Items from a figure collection
◇ ◇ ◇ ◇ ◇

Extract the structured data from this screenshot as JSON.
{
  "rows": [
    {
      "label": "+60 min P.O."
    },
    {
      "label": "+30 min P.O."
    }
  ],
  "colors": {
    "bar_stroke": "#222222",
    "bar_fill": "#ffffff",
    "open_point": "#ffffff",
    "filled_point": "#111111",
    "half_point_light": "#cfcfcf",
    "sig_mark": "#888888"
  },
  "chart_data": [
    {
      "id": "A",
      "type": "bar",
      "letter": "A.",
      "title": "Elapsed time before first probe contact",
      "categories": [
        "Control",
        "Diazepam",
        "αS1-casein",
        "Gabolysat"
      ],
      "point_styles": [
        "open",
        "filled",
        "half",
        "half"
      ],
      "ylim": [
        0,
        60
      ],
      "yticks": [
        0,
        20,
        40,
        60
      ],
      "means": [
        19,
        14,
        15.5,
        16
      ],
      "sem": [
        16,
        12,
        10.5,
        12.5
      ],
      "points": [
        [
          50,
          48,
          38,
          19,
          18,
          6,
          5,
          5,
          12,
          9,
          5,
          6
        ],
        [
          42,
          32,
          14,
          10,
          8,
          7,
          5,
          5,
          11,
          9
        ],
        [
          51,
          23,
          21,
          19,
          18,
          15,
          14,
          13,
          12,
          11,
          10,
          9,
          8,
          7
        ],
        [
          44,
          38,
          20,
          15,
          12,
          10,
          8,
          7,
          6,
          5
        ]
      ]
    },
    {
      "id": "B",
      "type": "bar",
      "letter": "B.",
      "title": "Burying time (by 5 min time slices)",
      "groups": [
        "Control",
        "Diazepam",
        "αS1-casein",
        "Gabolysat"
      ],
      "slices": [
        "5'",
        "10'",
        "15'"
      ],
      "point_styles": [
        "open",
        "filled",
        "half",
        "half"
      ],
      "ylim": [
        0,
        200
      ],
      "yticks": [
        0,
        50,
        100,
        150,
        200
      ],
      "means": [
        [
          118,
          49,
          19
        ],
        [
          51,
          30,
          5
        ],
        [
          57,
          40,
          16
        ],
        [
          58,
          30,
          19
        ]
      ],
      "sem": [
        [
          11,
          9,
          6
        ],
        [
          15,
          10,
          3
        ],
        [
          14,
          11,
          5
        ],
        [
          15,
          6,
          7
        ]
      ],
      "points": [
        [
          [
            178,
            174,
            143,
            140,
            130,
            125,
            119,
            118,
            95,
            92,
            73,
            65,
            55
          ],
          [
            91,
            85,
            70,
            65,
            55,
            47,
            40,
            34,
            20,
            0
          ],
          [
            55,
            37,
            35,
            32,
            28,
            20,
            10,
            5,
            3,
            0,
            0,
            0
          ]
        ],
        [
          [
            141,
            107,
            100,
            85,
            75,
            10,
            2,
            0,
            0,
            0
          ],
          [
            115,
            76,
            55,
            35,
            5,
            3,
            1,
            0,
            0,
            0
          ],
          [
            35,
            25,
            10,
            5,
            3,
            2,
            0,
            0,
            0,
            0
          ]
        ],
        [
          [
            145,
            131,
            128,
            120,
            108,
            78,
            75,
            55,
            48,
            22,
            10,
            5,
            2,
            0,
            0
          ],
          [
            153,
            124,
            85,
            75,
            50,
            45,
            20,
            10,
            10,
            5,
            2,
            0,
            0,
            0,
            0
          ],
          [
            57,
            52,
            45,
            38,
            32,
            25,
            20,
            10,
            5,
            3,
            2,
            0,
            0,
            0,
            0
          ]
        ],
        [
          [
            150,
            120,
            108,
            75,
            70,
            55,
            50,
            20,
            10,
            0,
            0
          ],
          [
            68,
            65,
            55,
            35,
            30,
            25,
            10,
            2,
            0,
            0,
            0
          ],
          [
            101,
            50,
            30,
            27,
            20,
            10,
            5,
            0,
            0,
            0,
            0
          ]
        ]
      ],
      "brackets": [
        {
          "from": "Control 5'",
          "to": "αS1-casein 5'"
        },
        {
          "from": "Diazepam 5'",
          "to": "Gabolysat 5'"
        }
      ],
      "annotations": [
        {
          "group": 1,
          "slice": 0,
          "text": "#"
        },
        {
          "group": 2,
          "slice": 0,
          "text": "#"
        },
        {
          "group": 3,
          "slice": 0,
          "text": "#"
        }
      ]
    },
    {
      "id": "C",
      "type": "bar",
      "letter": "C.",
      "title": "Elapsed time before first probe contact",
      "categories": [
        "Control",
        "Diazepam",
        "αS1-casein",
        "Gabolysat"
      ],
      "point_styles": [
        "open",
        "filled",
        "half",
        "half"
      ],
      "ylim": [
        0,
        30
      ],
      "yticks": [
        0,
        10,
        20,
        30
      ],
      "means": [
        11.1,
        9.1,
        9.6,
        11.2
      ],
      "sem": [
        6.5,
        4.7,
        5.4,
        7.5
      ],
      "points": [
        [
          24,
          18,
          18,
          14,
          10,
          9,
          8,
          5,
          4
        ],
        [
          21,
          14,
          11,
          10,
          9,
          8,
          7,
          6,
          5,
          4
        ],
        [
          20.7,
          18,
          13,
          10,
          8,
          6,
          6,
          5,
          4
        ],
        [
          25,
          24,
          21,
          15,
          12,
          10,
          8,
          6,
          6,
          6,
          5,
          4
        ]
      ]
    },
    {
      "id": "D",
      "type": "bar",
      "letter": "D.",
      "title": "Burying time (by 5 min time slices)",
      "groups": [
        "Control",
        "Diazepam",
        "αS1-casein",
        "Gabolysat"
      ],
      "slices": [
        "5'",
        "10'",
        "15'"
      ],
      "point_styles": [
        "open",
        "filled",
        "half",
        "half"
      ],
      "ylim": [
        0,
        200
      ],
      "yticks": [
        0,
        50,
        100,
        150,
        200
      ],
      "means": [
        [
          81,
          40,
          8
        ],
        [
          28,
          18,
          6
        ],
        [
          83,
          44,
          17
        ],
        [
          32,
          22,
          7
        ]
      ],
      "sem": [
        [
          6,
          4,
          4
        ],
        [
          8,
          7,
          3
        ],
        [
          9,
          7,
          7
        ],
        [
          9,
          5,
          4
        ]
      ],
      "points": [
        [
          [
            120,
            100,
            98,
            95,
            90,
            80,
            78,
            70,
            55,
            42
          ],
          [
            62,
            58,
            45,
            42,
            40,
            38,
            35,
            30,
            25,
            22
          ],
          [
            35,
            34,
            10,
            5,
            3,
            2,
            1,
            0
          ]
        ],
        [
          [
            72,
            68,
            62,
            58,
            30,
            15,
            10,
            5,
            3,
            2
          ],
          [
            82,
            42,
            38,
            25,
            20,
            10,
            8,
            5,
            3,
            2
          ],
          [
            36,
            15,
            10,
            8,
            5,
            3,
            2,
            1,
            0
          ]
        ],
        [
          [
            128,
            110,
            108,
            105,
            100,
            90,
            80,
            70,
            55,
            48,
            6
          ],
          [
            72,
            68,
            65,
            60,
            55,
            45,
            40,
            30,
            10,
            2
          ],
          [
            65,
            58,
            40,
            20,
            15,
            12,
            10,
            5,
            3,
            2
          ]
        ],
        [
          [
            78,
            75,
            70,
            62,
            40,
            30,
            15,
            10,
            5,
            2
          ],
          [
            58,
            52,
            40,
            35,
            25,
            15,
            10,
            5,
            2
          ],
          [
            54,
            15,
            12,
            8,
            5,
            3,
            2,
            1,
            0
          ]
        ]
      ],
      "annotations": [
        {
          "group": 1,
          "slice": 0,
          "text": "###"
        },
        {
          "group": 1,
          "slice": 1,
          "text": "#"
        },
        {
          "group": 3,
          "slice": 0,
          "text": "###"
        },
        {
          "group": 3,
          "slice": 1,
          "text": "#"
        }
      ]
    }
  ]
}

◇ ◇ ◇ ◇ ◇

(Short exercise) Nothing should be left out: repeat all of the data exactly.

(Response to this task)
Extract the structured data from this screenshot as JSON.
{
  "rows": [
    {
      "label": "+60 min P.O."
    },
    {
      "label": "+30 min P.O."
    }
  ],
  "colors": {
    "bar_stroke": "#222222",
    "bar_fill": "#ffffff",
    "open_point": "#ffffff",
    "filled_point": "#111111",
    "half_point_light": "#cfcfcf",
    "sig_mark": "#888888"
  },
  "chart_data": [
    {
      "id": "A",
      "type": "bar",
      "letter": "A.",
      "title": "Elapsed time before first probe contact",
      "categories": [
        "Control",
        "Diazepam",
        "αS1-casein",
        "Gabolysat"
      ],
      "point_styles": [
        "open",
        "filled",
        "half",
        "half"
      ],
      "ylim": [
        0,
        60
      ],
      "yticks": [
        0,
        20,
        40,
        60
      ],
      "means": [
        19,
        14,
        15.5,
        16
      ],
      "sem": [
        16,
        12,
        10.5,
        12.5
      ],
      "points": [
        [
          50,
          48,
          38,
          19,
          18,
          6,
          5,
          5,
          12,
          9,
          5,
          6
        ],
        [
          42,
          32,
          14,
          10,
          8,
          7,
          5,
          5,
          11,
          9
        ],
        [
          51,
          23,
          21,
          19,
          18,
          15,
          14,
          13,
          12,
          11,
          10,
          9,
          8,
          7
        ],
        [
          44,
          38,
          20,
          15,
          12,
          10,
          8,
          7,
          6,
          5
        ]
      ]
    },
    {
      "id": "B",
      "type": "bar",
      "letter": "B.",
      "title": "Burying time (by 5 min time slices)",
      "groups": [
        "Control",
        "Diazepam",
        "αS1-casein",
        "Gabolysat"
      ],
      "slices": [
        "5'",
        "10'",
        "15'"
      ],
      "point_styles": [
        "open",
        "filled",
        "half",
        "half"
      ],
      "ylim": [
        0,
        200
      ],
      "yticks": [
        0,
        50,
        100,
        150,
        200
      ],
      "means": [
        [
          118,
          49,
          19
        ],
        [
          51,
          30,
          5
        ],
        [
          57,
          40,
          16
        ],
        [
          58,
          30,
          19
        ]
      ],
      "sem": [
        [
          11,
          9,
          6
        ],
        [
          15,
          10,
          3
        ],
        [
          14,
          11,
          5
        ],
        [
          15,
          6,
          7
        ]
      ],
      "points": [
        [
          [
            178,
            174,
            143,
            140,
            130,
            125,
            119,
            118,
            95,
            92,
            73,
            65,
            55
          ],
          [
            91,
            85,
            70,
            65,
            55,
            47,
            40,
            34,
            20,
            0
          ],
          [
            55,
            37,
            35,
            32,
            28,
            20,
            10,
            5,
            3,
            0,
            0,
            0
          ]
        ],
        [
          [
            141,
            107,
            100,
            85,
            75,
            10,
            2,
            0,
            0,
            0
          ],
          [
            115,
            76,
            55,
            35,
            5,
            3,
            1,
            0,
            0,
            0
          ],
          [
            35,
            25,
            10,
            5,
            3,
            2,
            0,
            0,
            0,
            0
          ]
        ],
        [
          [
            145,
            131,
            128,
            120,
            108,
            78,
            75,
            55,
            48,
            22,
            10,
            5,
            2,
            0,
            0
          ],
          [
            153,
            124,
            85,
            75,
            50,
            45,
            20,
            10,
            10,
            5,
            2,
            0,
            0,
            0,
            0
          ],
          [
            57,
            52,
            45,
            38,
            32,
            25,
            20,
            10,
            5,
            3,
            2,
            0,
            0,
            0,
            0
          ]
        ],
        [
          [
            150,
            120,
            108,
            75,
            70,
            55,
            50,
            20,
            10,
            0,
            0
          ],
          [
            68,
            65,
            55,
            35,
            30,
            25,
            10,
            2,
            0,
            0,
            0
          ],
          [
            101,
            50,
            30,
            27,
            20,
            10,
            5,
            0,
            0,
            0,
            0
          ]
        ]
      ],
      "brackets": [
        {
          "from": "Control 5'",
          "to": "αS1-casein 5'"
        },
        {
          "from": "Diazepam 5'",
          "to": "Gabolysat 5'"
        }
      ],
      "annotations": [
        {
          "group": 1,
          "slice": 0,
          "text": "#"
        },
        {
          "group": 2,
          "slice": 0,
          "text": "#"
        },
        {
          "group": 3,
          "slice": 0,
          "text": "#"
        }
      ]
    },
    {
      "id": "C",
      "type": "bar",
      "letter": "C.",
      "title": "Elapsed time before first probe contact",
      "categories": [
        "Control",
        "Diazepam",
        "αS1-casein",
        "Gabolysat"
      ],
      "point_styles": [
        "open",
        "filled",
        "half",
        "half"
      ],
      "ylim": [
        0,
        30
      ],
      "yticks": [
        0,
        10,
        20,
        30
      ],
      "means": [
        11.1,
        9.1,
        9.6,
        11.2
      ],
      "sem": [
        6.5,
        4.7,
        5.4,
        7.5
      ],
      "points": [
        [
          24,
          18,
          18,
          14,
          10,
          9,
          8,
          5,
          4
        ],
        [
          21,
          14,
          11,
          10,
          9,
          8,
          7,
          6,
          5,
          4
        ],
        [
          20.7,
          18,
          13,
          10,
          8,
          6,
          6,
          5,
          4
        ],
        [
          25,
          24,
          21,
          15,
          12,
          10,
          8,
          6,
          6,
          6,
          5,
          4
        ]
      ]
    },
    {
      "id": "D",
      "type": "bar",
      "letter": "D.",
      "title": "Burying time (by 5 min time slices)",
      "groups": [
        "Control",
        "Diazepam",
        "αS1-casein",
        "Gabolysat"
      ],
      "slices": [
        "5'",
        "10'",
        "15'"
      ],
      "point_styles": [
        "open",
        "filled",
        "half",
        "half"
      ],
      "ylim": [
        0,
        200
      ],
      "yticks": [
        0,
        50,
        100,
        150,
        200
      ],
      "means": [
        [
          81,
          40,
          8
        ],
        [
          28,
          18,
          6
        ],
        [
          83,
          44,
          17
        ],
        [
          32,
          22,
          7
        ]
      ],
      "sem": [
        [
          6,
          4,
          4
        ],
        [
          8,
          7,
          3
        ],
        [
          9,
          7,
          7
        ],
        [
          9,
          5,
          4
        ]
      ],
      "points": [
        [
          [
            120,
            100,
            98,
            95,
            90,
            80,
            78,
            70,
            55,
            42
          ],
          [
            62,
            58,
            45,
            42,
            40,
            38,
            35,
            30,
            25,
            22
          ],
          [
            35,
            34,
            10,
            5,
            3,
            2,
            1,
            0
          ]
        ],
        [
          [
            72,
            68,
            62,
            58,
            30,
            15,
            10,
            5,
            3,
            2
          ],
          [
            82,
            42,
            38,
            25,
            20,
            10,
            8,
            5,
            3,
            2
          ],
          [
            36,
            15,
            10,
            8,
            5,
            3,
            2,
            1,
            0
          ]
        ],
        [
          [
            128,
            110,
            108,
            105,
            100,
            90,
            80,
            70,
            55,
            48,
            6
          ],
          [
            72,
            68,
            65,
            60,
            55,
            45,
            40,
            30,
            10,
            2
          ],
          [
            65,
            58,
            40,
            20,
            15,
            12,
            10,
            5,
            3,
            2
          ]
        ],
        [
          [
            78,
            75,
            70,
            62,
            40,
            30,
            15,
            10,
            5,
            2
          ],
          [
            58,
            52,
            40,
            35,
            25,
            15,
            10,
            5,
            2
          ],
          [
            54,
            15,
            12,
            8,
            5,
            3,
            2,
            1,
            0
          ]
        ]
      ],
      "annotations": [
        {
          "group": 1,
          "slice": 0,
          "text": "###"
        },
        {
          "group": 1,
          "slice": 1,
          "text": "#"
        },
        {
          "group": 3,
          "slice": 0,
          "text": "###"
        },
        {
          "group": 3,
          "slice": 1,
          "text": "#"
        }
      ]
    }
  ]
}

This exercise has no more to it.